*WHAT IS EXPECTED*
Copy every entry word for word. Skip the pictures.

*INPUT*
::::

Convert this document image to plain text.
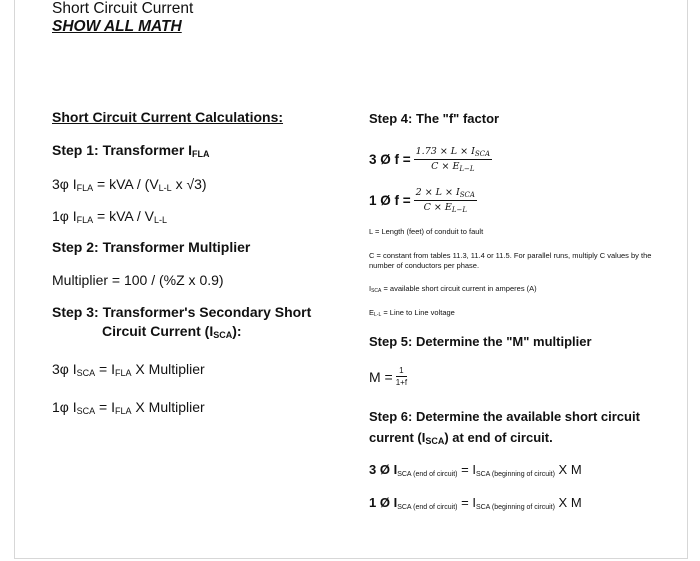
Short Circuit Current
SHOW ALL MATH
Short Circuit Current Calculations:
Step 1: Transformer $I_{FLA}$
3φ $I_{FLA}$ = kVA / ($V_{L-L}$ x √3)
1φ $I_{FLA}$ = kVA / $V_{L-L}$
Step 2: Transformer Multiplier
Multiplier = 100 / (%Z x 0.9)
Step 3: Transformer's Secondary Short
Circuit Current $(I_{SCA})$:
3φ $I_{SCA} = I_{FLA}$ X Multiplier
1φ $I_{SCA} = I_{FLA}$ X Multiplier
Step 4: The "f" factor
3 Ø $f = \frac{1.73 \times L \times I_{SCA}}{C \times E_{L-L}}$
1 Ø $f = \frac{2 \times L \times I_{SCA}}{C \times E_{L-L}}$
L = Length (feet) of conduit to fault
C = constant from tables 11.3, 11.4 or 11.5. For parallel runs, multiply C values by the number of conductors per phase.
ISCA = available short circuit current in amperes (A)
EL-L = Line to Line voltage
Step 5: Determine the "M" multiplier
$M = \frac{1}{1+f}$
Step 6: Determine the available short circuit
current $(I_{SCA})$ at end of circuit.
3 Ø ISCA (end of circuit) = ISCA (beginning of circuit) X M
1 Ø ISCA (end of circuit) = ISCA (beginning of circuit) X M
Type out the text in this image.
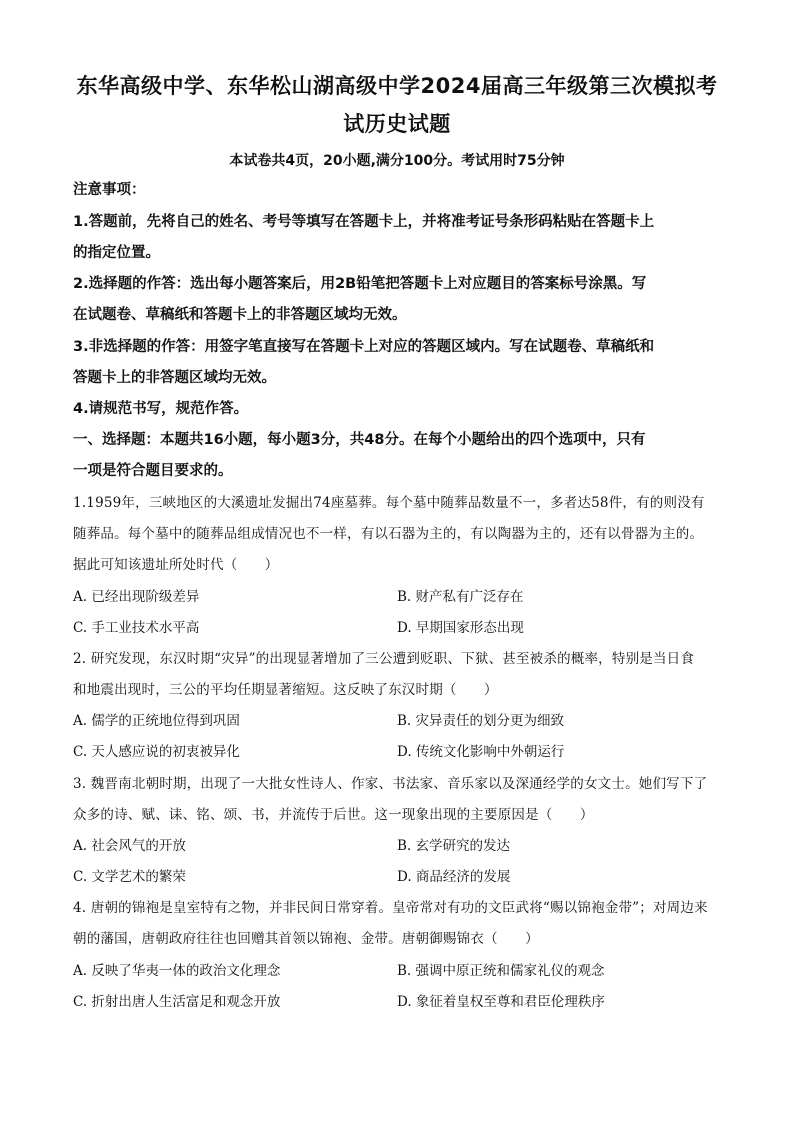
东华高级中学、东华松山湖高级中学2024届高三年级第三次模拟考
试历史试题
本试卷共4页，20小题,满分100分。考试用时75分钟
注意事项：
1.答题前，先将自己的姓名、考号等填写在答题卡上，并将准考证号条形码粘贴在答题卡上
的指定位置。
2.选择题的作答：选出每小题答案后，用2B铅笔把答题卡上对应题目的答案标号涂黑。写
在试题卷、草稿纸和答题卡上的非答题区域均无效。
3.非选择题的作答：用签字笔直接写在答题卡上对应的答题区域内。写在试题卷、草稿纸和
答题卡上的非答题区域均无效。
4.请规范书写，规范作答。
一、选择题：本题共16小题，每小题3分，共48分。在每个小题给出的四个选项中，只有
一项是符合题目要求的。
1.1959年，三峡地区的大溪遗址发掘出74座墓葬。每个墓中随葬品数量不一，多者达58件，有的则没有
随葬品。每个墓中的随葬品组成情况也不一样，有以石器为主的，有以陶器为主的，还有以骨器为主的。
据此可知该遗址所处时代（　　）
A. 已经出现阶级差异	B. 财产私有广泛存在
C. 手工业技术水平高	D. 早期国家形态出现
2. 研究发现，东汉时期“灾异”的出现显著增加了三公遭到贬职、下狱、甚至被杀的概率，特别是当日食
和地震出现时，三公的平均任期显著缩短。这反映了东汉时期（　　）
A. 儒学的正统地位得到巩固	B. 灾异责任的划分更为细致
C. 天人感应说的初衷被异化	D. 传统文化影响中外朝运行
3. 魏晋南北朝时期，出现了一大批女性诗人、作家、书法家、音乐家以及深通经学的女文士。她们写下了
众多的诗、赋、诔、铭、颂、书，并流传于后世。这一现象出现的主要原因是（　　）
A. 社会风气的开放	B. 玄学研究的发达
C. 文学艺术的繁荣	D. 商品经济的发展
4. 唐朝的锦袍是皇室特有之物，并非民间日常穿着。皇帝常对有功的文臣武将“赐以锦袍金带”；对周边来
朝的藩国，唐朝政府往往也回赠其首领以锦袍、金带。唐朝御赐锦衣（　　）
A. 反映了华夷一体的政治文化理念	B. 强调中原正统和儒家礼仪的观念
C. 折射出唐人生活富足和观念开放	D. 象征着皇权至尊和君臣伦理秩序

::::

*THE SOLUTION*
Convert this document image to plain text.
Short Circuit Current
SHOW ALL MATH
Short Circuit Current Calculations:
Step 1: Transformer $I_{FLA}$
3φ $I_{FLA}$ = kVA / ($V_{L-L}$ x √3)
1φ $I_{FLA}$ = kVA / $V_{L-L}$
Step 2: Transformer Multiplier
Multiplier = 100 / (%Z x 0.9)
Step 3: Transformer's Secondary Short
Circuit Current $(I_{SCA})$:
3φ $I_{SCA} = I_{FLA}$ X Multiplier
1φ $I_{SCA} = I_{FLA}$ X Multiplier
Step 4: The "f" factor
3 Ø $f = \frac{1.73 \times L \times I_{SCA}}{C \times E_{L-L}}$
1 Ø $f = \frac{2 \times L \times I_{SCA}}{C \times E_{L-L}}$
L = Length (feet) of conduit to fault
C = constant from tables 11.3, 11.4 or 11.5. For parallel runs, multiply C values by the number of conductors per phase.
ISCA = available short circuit current in amperes (A)
EL-L = Line to Line voltage
Step 5: Determine the "M" multiplier
$M = \frac{1}{1+f}$
Step 6: Determine the available short circuit
current $(I_{SCA})$ at end of circuit.
3 Ø ISCA (end of circuit) = ISCA (beginning of circuit) X M
1 Ø ISCA (end of circuit) = ISCA (beginning of circuit) X M
Type out the text in this image.
东华高级中学、东华松山湖高级中学2024届高三年级第三次模拟考
试历史试题
本试卷共4页，20小题,满分100分。考试用时75分钟
注意事项：
1.答题前，先将自己的姓名、考号等填写在答题卡上，并将准考证号条形码粘贴在答题卡上
的指定位置。
2.选择题的作答：选出每小题答案后，用2B铅笔把答题卡上对应题目的答案标号涂黑。写
在试题卷、草稿纸和答题卡上的非答题区域均无效。
3.非选择题的作答：用签字笔直接写在答题卡上对应的答题区域内。写在试题卷、草稿纸和
答题卡上的非答题区域均无效。
4.请规范书写，规范作答。
一、选择题：本题共16小题，每小题3分，共48分。在每个小题给出的四个选项中，只有
一项是符合题目要求的。
1.1959年，三峡地区的大溪遗址发掘出74座墓葬。每个墓中随葬品数量不一，多者达58件，有的则没有
随葬品。每个墓中的随葬品组成情况也不一样，有以石器为主的，有以陶器为主的，还有以骨器为主的。
据此可知该遗址所处时代（　　）
A. 已经出现阶级差异	B. 财产私有广泛存在
C. 手工业技术水平高	D. 早期国家形态出现
2. 研究发现，东汉时期“灾异”的出现显著增加了三公遭到贬职、下狱、甚至被杀的概率，特别是当日食
和地震出现时，三公的平均任期显著缩短。这反映了东汉时期（　　）
A. 儒学的正统地位得到巩固	B. 灾异责任的划分更为细致
C. 天人感应说的初衷被异化	D. 传统文化影响中外朝运行
3. 魏晋南北朝时期，出现了一大批女性诗人、作家、书法家、音乐家以及深通经学的女文士。她们写下了
众多的诗、赋、诔、铭、颂、书，并流传于后世。这一现象出现的主要原因是（　　）
A. 社会风气的开放	B. 玄学研究的发达
C. 文学艺术的繁荣	D. 商品经济的发展
4. 唐朝的锦袍是皇室特有之物，并非民间日常穿着。皇帝常对有功的文臣武将“赐以锦袍金带”；对周边来
朝的藩国，唐朝政府往往也回赠其首领以锦袍、金带。唐朝御赐锦衣（　　）
A. 反映了华夷一体的政治文化理念	B. 强调中原正统和儒家礼仪的观念
C. 折射出唐人生活富足和观念开放	D. 象征着皇权至尊和君臣伦理秩序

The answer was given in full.